(Collected data)
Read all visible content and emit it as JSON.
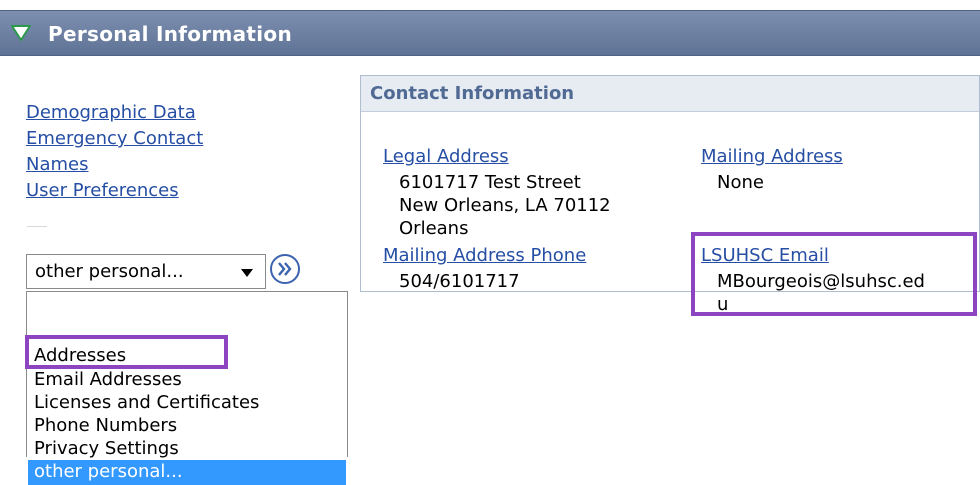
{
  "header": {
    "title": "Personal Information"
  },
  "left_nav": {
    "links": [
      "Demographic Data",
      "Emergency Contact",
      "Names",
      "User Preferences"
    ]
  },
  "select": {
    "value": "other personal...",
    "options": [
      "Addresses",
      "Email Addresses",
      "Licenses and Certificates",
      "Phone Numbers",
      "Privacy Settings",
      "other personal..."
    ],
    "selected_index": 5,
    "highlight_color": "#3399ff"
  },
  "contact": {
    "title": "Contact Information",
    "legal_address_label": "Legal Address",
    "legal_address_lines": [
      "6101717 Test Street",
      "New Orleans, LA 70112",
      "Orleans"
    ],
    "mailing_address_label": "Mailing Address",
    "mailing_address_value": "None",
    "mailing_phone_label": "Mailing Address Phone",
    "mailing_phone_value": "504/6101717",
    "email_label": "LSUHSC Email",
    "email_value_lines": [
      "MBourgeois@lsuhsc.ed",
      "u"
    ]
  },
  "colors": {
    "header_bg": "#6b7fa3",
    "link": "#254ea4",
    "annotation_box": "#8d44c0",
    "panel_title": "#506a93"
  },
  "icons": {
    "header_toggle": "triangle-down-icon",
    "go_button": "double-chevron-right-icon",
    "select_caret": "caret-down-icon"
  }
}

==

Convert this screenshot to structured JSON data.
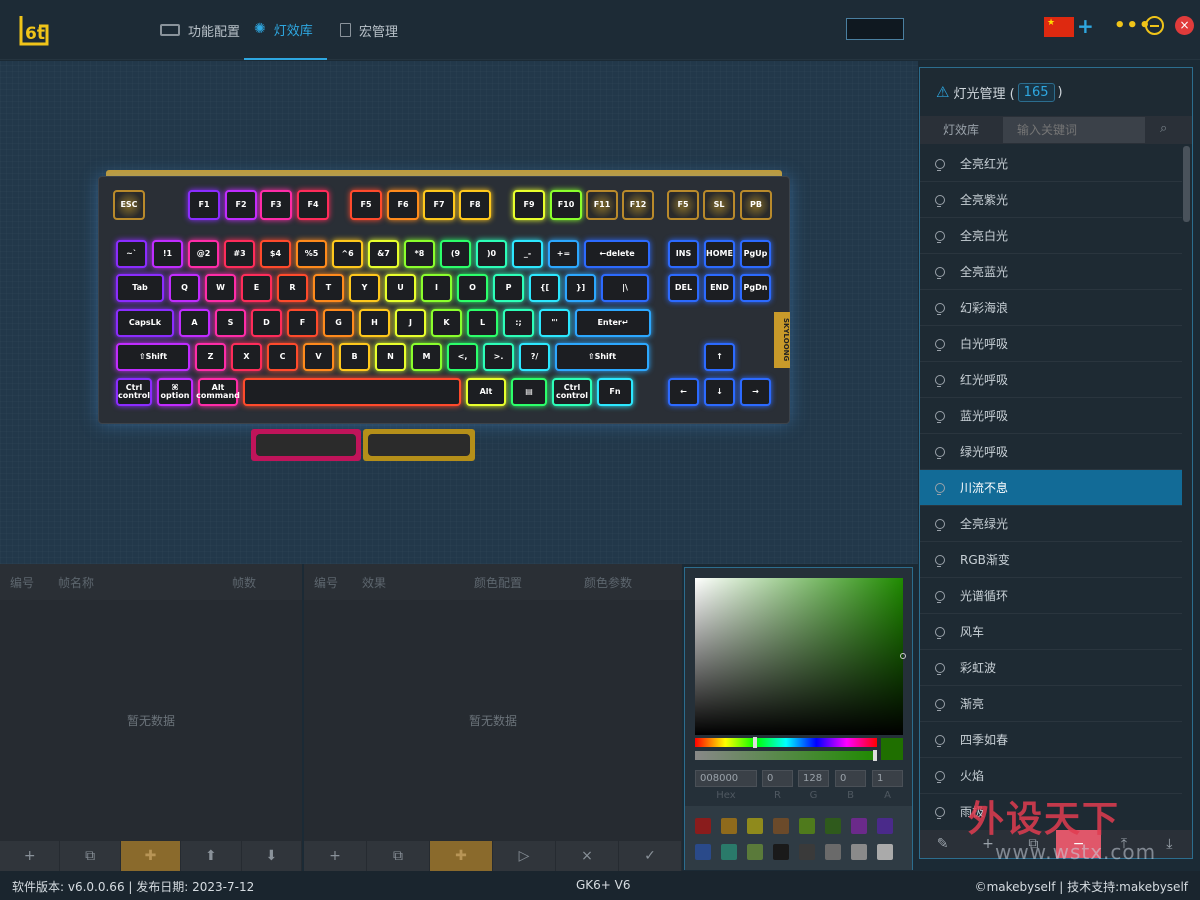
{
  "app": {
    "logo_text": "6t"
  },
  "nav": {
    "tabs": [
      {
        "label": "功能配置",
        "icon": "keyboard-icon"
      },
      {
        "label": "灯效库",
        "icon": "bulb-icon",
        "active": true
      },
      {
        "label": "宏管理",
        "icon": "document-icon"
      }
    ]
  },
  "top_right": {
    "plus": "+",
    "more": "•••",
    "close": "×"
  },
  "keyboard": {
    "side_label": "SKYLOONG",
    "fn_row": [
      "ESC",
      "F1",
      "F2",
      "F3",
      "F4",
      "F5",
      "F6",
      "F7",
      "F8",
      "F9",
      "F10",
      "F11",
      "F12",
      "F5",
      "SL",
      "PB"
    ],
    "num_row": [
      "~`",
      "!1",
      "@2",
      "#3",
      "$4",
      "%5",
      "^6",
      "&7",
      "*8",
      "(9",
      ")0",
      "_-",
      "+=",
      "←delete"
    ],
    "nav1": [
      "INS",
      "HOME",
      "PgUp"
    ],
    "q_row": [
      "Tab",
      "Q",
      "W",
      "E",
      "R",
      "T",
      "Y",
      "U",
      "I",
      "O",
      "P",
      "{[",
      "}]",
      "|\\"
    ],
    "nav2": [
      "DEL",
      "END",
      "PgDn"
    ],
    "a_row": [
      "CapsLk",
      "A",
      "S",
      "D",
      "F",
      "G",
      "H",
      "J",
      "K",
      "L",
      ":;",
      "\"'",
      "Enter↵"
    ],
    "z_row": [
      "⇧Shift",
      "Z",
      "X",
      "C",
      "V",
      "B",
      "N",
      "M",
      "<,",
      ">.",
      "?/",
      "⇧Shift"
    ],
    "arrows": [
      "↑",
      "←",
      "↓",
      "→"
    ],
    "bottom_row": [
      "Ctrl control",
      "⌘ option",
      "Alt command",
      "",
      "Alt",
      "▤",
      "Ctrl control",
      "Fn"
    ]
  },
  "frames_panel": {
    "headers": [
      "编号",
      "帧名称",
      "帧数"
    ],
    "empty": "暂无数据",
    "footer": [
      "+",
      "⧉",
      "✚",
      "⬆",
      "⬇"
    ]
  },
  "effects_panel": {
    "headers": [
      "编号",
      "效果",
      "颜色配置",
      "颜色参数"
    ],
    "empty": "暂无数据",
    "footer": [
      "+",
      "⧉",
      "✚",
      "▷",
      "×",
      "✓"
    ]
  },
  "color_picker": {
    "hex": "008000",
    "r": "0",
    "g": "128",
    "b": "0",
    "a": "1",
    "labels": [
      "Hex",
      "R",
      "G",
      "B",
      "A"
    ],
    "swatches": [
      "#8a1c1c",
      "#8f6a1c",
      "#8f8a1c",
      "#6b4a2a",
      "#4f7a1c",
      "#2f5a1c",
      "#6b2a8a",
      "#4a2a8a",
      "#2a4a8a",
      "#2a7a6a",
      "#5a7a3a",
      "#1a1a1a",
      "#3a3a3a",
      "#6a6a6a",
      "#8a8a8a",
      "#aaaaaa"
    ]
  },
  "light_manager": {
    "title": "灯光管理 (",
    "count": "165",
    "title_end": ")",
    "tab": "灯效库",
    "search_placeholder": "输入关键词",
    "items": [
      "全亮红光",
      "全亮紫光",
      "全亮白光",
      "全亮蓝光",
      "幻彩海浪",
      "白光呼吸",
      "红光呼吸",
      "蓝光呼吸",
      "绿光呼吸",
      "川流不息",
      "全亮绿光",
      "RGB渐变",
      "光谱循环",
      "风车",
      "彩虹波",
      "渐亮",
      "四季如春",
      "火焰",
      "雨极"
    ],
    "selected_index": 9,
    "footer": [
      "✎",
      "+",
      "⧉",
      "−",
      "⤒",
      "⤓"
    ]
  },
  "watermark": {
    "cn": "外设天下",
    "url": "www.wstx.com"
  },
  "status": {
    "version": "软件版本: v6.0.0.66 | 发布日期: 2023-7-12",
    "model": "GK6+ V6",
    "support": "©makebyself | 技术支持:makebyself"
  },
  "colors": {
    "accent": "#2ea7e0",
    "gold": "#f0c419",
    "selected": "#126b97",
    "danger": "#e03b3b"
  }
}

PROBLEM REQUIREMENTS -
Answer with a single number: the count of lines holding the word "other".

TASK RESULT -
2